--- Records shown ---
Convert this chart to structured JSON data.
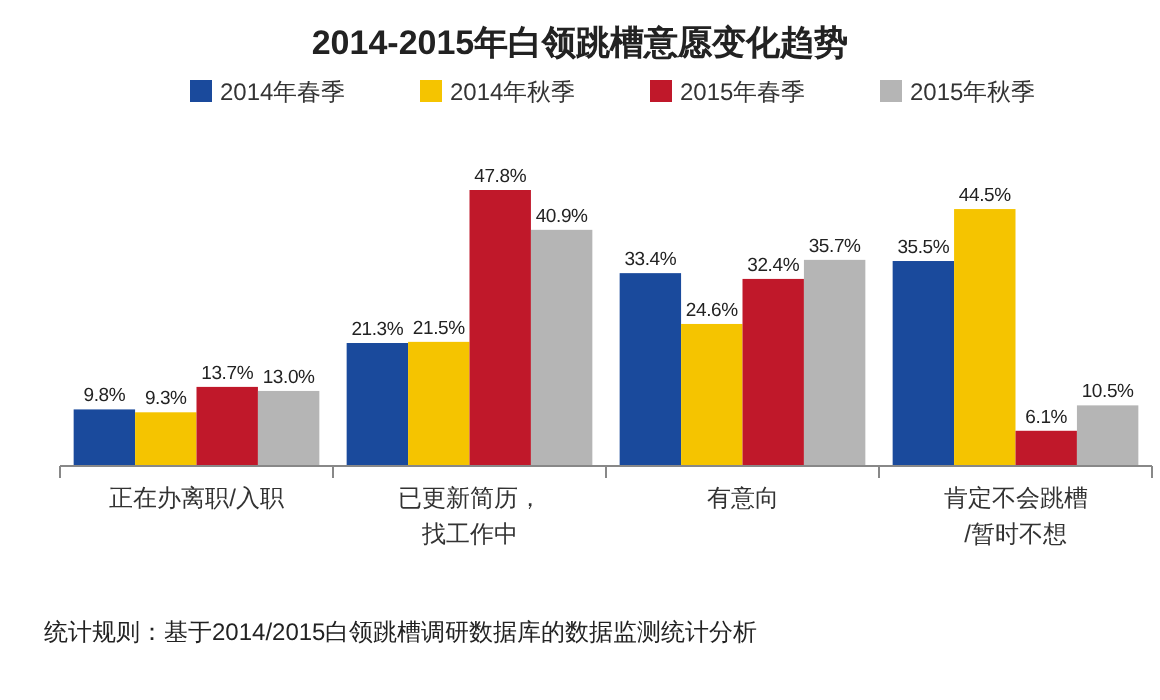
{
  "chart_data": {
    "type": "bar",
    "title": "2014-2015年白领跳槽意愿变化趋势",
    "categories": [
      "正在办离职/入职",
      "已更新简历，找工作中",
      "有意向",
      "肯定不会跳槽/暂时不想"
    ],
    "series": [
      {
        "name": "2014年春季",
        "color": "#1a4a9c",
        "values": [
          9.8,
          21.3,
          33.4,
          35.5
        ],
        "value_labels": [
          "9.8%",
          "21.3%",
          "33.4%",
          "35.5%"
        ]
      },
      {
        "name": "2014年秋季",
        "color": "#f5c400",
        "values": [
          9.3,
          21.5,
          24.6,
          44.5
        ],
        "value_labels": [
          "9.3%",
          "21.5%",
          "24.6%",
          "44.5%"
        ]
      },
      {
        "name": "2015年春季",
        "color": "#c0182a",
        "values": [
          13.7,
          47.8,
          32.4,
          6.1
        ],
        "value_labels": [
          "13.7%",
          "47.8%",
          "32.4%",
          "6.1%"
        ]
      },
      {
        "name": "2015年秋季",
        "color": "#b5b5b5",
        "values": [
          13.0,
          40.9,
          35.7,
          10.5
        ],
        "value_labels": [
          "13.0%",
          "40.9%",
          "35.7%",
          "10.5%"
        ]
      }
    ],
    "legend": "top",
    "annotations": [
      "统计规则：基于2014/2015白领跳槽调研数据库的数据监测统计分析"
    ]
  }
}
---
(Work required) Copy all the records above exactly, but leave out the pictures.

(Correct output)
Convert this chart to structured JSON data.
{
  "chart_data": {
    "type": "bar",
    "title": "2014-2015年白领跳槽意愿变化趋势",
    "categories": [
      "正在办离职/入职",
      "已更新简历，找工作中",
      "有意向",
      "肯定不会跳槽/暂时不想"
    ],
    "series": [
      {
        "name": "2014年春季",
        "color": "#1a4a9c",
        "values": [
          9.8,
          21.3,
          33.4,
          35.5
        ],
        "value_labels": [
          "9.8%",
          "21.3%",
          "33.4%",
          "35.5%"
        ]
      },
      {
        "name": "2014年秋季",
        "color": "#f5c400",
        "values": [
          9.3,
          21.5,
          24.6,
          44.5
        ],
        "value_labels": [
          "9.3%",
          "21.5%",
          "24.6%",
          "44.5%"
        ]
      },
      {
        "name": "2015年春季",
        "color": "#c0182a",
        "values": [
          13.7,
          47.8,
          32.4,
          6.1
        ],
        "value_labels": [
          "13.7%",
          "47.8%",
          "32.4%",
          "6.1%"
        ]
      },
      {
        "name": "2015年秋季",
        "color": "#b5b5b5",
        "values": [
          13.0,
          40.9,
          35.7,
          10.5
        ],
        "value_labels": [
          "13.0%",
          "40.9%",
          "35.7%",
          "10.5%"
        ]
      }
    ],
    "legend": "top",
    "annotations": [
      "统计规则：基于2014/2015白领跳槽调研数据库的数据监测统计分析"
    ]
  }
}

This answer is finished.